Exercise task | Copy out all lines that carry the word "tement".

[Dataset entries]
★ ★ ★ ★

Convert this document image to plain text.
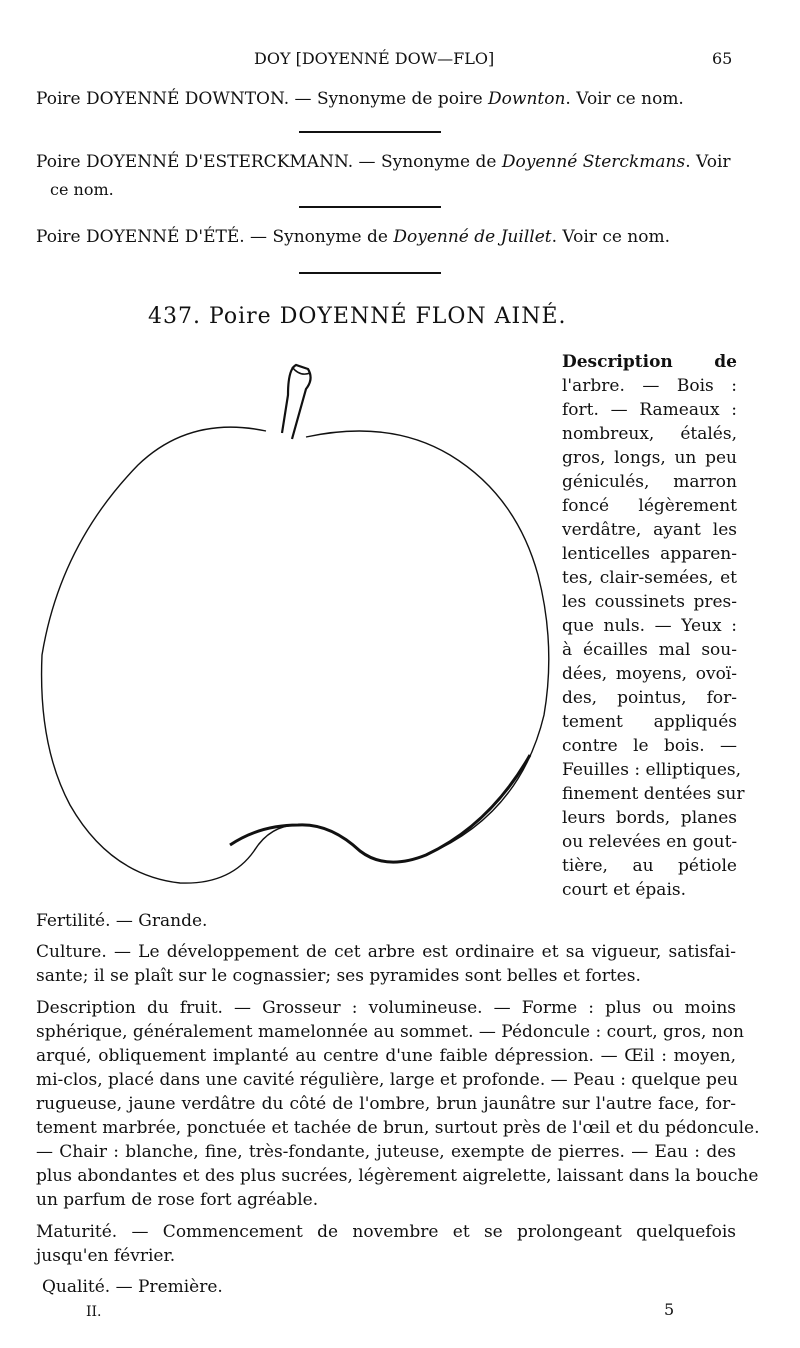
DOY [DOYENNÉ DOW—FLO]	65
Poire DOYENNÉ DOWNTON. — Synonyme de poire Downton. Voir ce nom.
Poire DOYENNÉ D'ESTERCKMANN. — Synonyme de Doyenné Sterckmans. Voir
ce nom.
Poire DOYENNÉ D'ÉTÉ. — Synonyme de Doyenné de Juillet. Voir ce nom.
437. Poire DOYENNÉ FLON AINÉ.
Description de
l'arbre. — Bois :
fort. — Rameaux :
nombreux, étalés,
gros, longs, un peu
géniculés, marron
foncé légèrement
verdâtre, ayant les
lenticelles apparen-
tes, clair-semées, et
les coussinets pres-
que nuls. — Yeux :
à écailles mal sou-
dées, moyens, ovoï-
des, pointus, for-
tement appliqués
contre le bois. —
Feuilles : elliptiques,
finement dentées sur
leurs bords, planes
ou relevées en gout-
tière, au pétiole
court et épais.
Fertilité. — Grande.
Culture. — Le développement de cet arbre est ordinaire et sa vigueur, satisfai-
sante; il se plaît sur le cognassier; ses pyramides sont belles et fortes.
Description du fruit. — Grosseur : volumineuse. — Forme : plus ou moins
sphérique, généralement mamelonnée au sommet. — Pédoncule : court, gros, non
arqué, obliquement implanté au centre d'une faible dépression. — Œil : moyen,
mi-clos, placé dans une cavité régulière, large et profonde. — Peau : quelque peu
rugueuse, jaune verdâtre du côté de l'ombre, brun jaunâtre sur l'autre face, for-
tement marbrée, ponctuée et tachée de brun, surtout près de l'œil et du pédoncule.
— Chair : blanche, fine, très-fondante, juteuse, exempte de pierres. — Eau : des
plus abondantes et des plus sucrées, légèrement aigrelette, laissant dans la bouche
un parfum de rose fort agréable.
Maturité. — Commencement de novembre et se prolongeant quelquefois
jusqu'en février.
Qualité. — Première.
II.	5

★ ★ ★ ★

Solution to the exercise |
tement appliqués
tement marbrée, ponctuée et tachée de brun, surtout près de l'œil et du pédoncule.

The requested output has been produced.